* _What is asked_:
Check each line of the entries below for the string "title" and state how many lines have it, with no other text.

══ Supplied data

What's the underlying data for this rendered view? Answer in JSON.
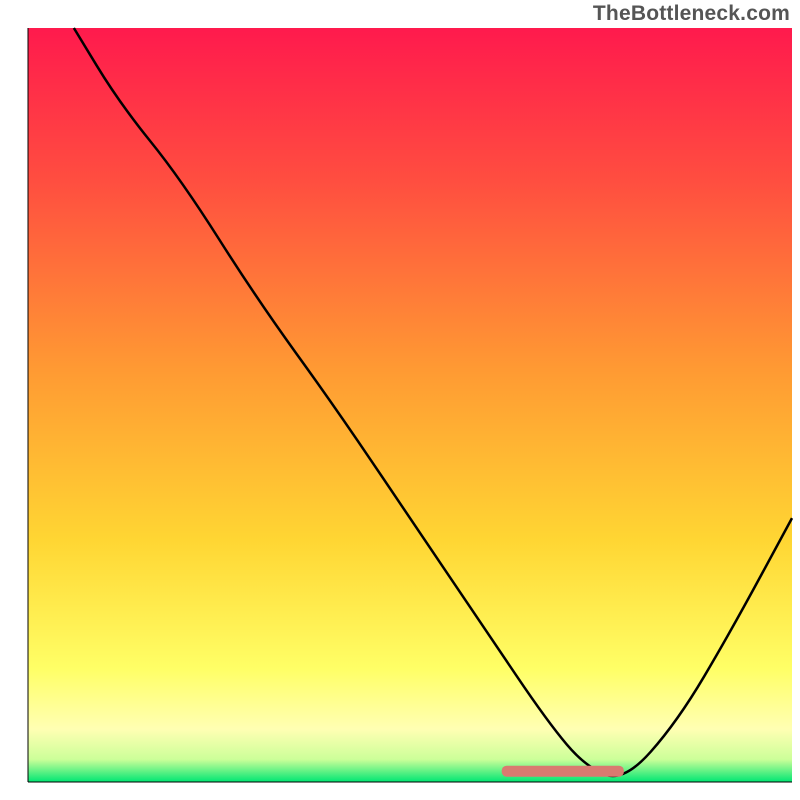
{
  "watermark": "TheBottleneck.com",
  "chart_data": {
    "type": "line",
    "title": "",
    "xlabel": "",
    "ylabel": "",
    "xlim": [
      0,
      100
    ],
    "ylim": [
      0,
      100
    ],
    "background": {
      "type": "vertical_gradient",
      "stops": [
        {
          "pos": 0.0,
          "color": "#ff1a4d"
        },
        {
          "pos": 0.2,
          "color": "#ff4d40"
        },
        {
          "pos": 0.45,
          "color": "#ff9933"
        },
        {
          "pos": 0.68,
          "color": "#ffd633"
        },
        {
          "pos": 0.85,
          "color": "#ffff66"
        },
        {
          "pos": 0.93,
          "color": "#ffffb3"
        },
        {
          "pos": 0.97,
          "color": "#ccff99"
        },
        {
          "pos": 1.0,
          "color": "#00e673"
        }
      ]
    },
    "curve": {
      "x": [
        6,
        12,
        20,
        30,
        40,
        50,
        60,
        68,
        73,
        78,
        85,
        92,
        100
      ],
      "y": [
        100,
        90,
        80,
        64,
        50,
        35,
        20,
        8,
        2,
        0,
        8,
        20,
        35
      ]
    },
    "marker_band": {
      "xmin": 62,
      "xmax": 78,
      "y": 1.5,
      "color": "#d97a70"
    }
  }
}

════
══ Supplied data

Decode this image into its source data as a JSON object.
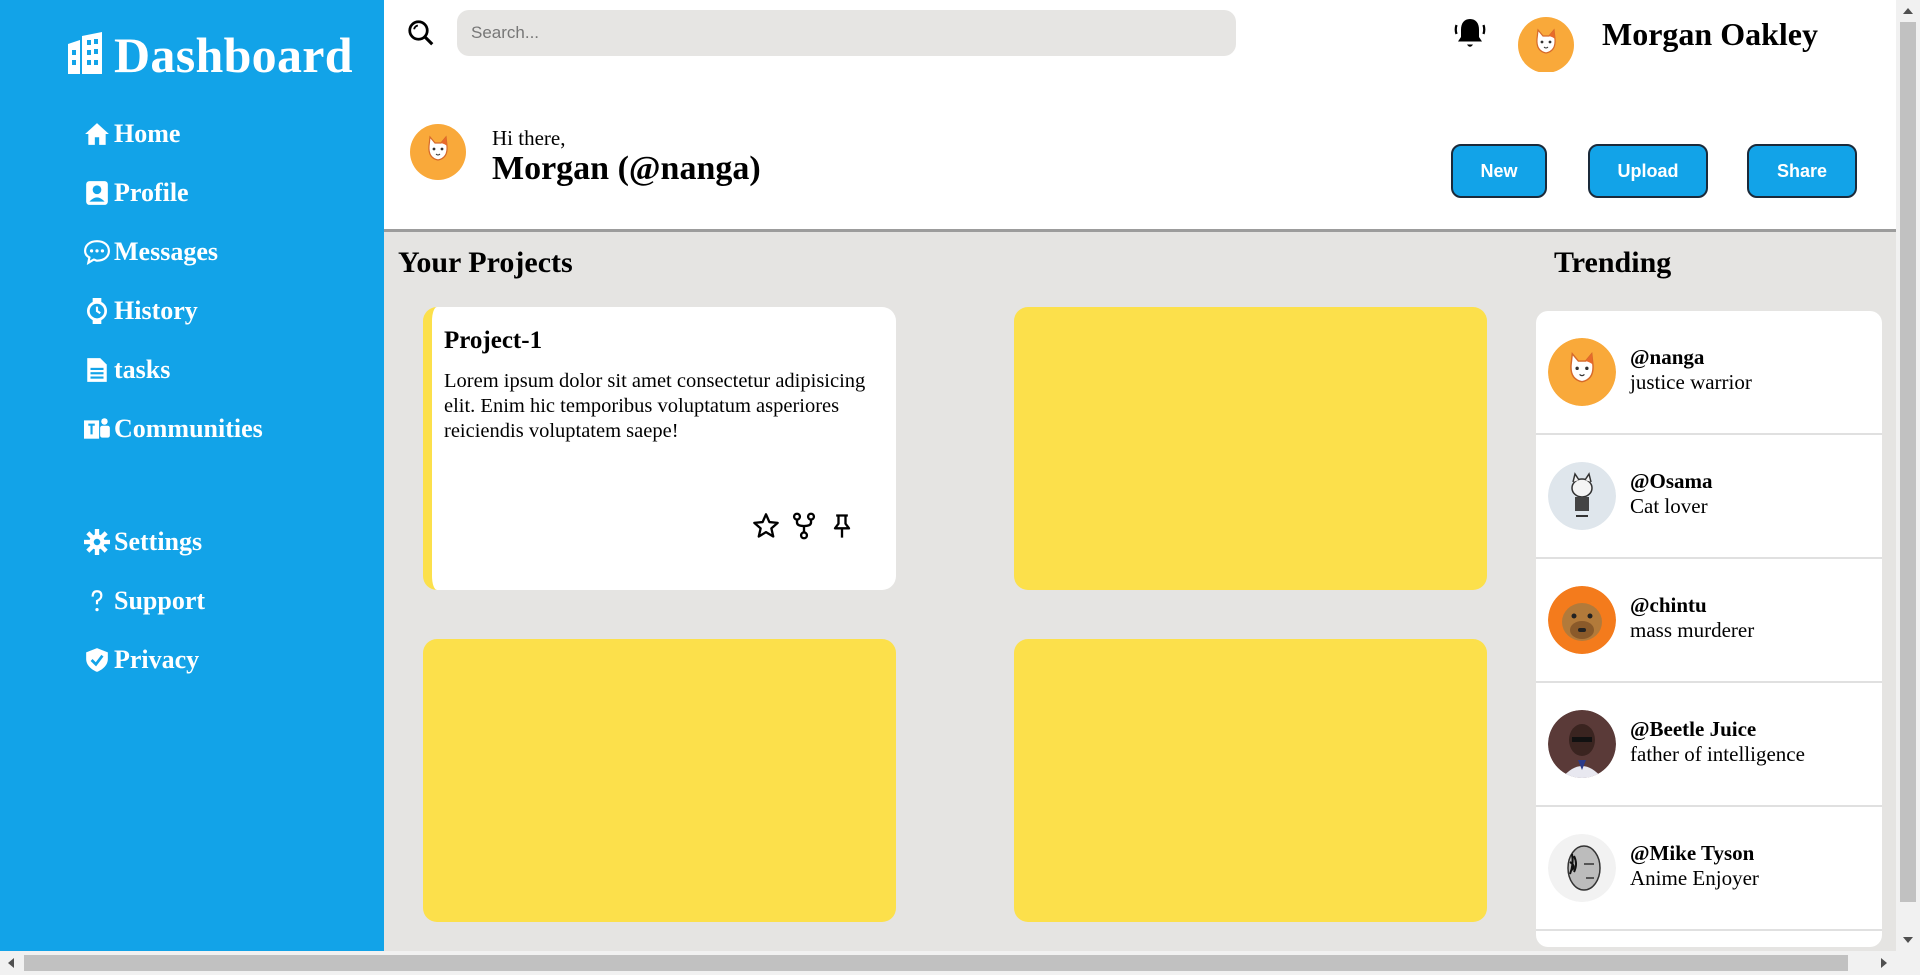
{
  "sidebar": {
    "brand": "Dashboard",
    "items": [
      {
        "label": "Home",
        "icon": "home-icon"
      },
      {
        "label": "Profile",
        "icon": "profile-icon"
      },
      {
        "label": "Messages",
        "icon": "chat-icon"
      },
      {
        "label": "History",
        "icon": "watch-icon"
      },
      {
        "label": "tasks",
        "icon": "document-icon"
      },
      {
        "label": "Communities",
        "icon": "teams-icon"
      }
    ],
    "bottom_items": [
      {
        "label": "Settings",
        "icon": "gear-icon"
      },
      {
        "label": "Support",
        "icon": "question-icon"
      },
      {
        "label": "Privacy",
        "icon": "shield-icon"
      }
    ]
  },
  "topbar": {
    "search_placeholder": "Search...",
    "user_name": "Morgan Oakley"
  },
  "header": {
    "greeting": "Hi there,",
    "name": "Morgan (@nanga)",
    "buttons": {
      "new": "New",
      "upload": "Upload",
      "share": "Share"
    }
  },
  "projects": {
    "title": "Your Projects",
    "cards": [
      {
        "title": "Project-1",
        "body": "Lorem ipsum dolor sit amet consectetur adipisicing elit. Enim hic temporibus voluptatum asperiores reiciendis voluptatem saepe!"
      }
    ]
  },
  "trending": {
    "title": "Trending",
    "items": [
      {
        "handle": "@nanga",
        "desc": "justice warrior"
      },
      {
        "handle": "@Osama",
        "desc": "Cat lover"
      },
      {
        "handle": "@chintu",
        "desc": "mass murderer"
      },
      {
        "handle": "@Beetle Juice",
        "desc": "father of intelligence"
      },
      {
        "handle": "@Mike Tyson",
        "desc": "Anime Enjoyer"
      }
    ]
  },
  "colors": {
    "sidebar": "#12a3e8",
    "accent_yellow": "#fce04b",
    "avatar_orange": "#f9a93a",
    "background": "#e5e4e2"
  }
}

════

* _Solution for this task_:
4